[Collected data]
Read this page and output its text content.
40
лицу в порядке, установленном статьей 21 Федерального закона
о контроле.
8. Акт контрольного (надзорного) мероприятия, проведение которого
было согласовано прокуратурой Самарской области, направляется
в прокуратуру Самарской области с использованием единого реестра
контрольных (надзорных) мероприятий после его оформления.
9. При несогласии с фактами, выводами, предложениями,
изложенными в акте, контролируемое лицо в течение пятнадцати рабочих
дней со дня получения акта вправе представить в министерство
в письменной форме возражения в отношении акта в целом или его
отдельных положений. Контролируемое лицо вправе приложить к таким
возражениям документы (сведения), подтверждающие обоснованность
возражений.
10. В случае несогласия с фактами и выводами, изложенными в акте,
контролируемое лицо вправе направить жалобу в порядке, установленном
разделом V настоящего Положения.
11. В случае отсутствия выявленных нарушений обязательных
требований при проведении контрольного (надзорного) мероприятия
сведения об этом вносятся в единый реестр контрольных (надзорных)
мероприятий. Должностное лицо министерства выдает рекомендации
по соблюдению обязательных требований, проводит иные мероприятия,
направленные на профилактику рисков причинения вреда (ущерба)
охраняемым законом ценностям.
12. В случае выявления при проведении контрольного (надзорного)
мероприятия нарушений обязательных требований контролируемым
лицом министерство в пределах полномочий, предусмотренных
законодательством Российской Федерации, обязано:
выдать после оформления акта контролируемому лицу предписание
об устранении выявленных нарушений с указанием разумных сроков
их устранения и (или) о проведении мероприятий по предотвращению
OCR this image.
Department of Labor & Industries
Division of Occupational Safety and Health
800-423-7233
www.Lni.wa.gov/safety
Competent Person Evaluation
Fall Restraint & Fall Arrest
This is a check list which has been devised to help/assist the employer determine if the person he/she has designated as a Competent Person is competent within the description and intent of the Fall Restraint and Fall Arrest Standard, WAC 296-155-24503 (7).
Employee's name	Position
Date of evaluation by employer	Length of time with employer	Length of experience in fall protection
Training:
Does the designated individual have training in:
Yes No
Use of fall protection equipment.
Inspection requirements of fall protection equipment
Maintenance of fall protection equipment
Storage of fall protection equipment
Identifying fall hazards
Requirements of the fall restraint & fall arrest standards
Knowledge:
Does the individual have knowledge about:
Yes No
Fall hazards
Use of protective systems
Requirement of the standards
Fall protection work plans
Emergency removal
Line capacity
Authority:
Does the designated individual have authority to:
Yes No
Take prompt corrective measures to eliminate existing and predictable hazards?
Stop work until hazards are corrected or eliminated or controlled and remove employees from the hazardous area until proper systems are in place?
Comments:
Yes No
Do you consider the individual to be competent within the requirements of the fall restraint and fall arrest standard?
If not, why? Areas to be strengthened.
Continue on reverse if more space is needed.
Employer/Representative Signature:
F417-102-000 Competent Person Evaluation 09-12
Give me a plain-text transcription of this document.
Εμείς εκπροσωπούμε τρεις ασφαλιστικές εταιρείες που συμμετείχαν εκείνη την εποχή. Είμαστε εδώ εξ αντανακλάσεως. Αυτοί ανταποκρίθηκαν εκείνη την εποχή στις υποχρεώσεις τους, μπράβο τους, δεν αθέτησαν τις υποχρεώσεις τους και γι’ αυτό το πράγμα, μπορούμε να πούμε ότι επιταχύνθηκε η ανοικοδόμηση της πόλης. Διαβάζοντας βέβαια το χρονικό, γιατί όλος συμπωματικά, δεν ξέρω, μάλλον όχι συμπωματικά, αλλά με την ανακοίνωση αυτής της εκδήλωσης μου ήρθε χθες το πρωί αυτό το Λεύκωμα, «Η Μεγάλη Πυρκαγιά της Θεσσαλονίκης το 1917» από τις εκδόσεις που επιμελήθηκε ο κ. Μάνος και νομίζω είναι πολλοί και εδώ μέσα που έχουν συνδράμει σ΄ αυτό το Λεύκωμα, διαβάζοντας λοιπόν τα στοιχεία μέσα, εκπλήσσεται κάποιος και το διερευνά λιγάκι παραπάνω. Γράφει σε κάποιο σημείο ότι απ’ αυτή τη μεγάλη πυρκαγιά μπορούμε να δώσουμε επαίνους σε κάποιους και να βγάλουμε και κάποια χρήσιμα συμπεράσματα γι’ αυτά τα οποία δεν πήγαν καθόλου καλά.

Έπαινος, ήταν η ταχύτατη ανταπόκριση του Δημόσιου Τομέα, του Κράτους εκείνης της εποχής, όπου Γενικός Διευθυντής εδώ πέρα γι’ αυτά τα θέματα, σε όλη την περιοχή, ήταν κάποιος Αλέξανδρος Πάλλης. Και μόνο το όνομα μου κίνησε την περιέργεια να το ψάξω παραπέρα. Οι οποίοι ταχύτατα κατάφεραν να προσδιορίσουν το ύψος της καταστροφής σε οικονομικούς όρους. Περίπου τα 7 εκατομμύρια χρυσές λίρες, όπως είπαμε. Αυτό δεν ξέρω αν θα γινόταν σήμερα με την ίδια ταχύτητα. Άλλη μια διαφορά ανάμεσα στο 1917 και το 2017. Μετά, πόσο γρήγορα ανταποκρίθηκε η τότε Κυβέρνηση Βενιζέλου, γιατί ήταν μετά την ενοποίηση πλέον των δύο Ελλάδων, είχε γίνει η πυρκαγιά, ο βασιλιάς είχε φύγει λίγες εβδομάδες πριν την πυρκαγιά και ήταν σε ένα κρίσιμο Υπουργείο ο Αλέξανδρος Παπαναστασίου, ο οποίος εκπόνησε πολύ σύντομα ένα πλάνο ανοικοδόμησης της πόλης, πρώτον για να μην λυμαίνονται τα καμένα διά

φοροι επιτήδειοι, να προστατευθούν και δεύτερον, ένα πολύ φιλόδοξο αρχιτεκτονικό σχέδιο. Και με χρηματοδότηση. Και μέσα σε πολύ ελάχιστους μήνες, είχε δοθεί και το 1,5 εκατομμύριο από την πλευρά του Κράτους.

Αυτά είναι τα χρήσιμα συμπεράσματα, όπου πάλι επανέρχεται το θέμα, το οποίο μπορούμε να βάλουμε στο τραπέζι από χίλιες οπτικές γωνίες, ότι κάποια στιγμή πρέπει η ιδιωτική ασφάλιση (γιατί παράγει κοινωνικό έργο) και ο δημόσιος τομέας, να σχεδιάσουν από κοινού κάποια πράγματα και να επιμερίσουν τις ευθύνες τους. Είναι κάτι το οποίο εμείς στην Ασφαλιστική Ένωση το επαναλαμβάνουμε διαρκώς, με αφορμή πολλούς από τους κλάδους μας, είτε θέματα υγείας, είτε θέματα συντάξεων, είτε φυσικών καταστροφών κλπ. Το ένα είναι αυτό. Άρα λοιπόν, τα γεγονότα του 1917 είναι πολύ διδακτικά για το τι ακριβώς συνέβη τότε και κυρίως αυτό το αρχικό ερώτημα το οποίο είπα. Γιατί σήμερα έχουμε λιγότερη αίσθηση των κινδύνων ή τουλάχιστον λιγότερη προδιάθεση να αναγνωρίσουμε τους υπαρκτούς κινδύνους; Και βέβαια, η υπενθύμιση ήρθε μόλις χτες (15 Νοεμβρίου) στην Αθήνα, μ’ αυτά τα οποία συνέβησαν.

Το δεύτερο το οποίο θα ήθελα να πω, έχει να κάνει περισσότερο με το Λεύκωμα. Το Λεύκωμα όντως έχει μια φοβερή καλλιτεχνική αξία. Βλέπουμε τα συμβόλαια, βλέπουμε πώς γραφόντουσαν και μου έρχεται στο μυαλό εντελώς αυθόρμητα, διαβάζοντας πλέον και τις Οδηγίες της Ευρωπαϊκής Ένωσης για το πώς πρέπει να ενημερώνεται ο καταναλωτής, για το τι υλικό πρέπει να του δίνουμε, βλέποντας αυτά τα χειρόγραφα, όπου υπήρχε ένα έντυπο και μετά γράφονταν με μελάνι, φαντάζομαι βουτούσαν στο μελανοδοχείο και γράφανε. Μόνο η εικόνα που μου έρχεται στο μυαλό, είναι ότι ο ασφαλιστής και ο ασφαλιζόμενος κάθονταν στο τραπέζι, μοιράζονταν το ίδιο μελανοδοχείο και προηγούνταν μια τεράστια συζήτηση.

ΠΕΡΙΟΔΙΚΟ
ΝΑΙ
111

#### What the task requires
Filter the records above for "Person" and copy every matching line.

#### Finished exercise
Competent Person Evaluation
This is a check list which has been devised to help/assist the employer determine if the person he/she has designated as a Competent Person is competent within the description and intent of the Fall Restraint and Fall Arrest Standard, WAC 296-155-24503 (7).
F417-102-000 Competent Person Evaluation 09-12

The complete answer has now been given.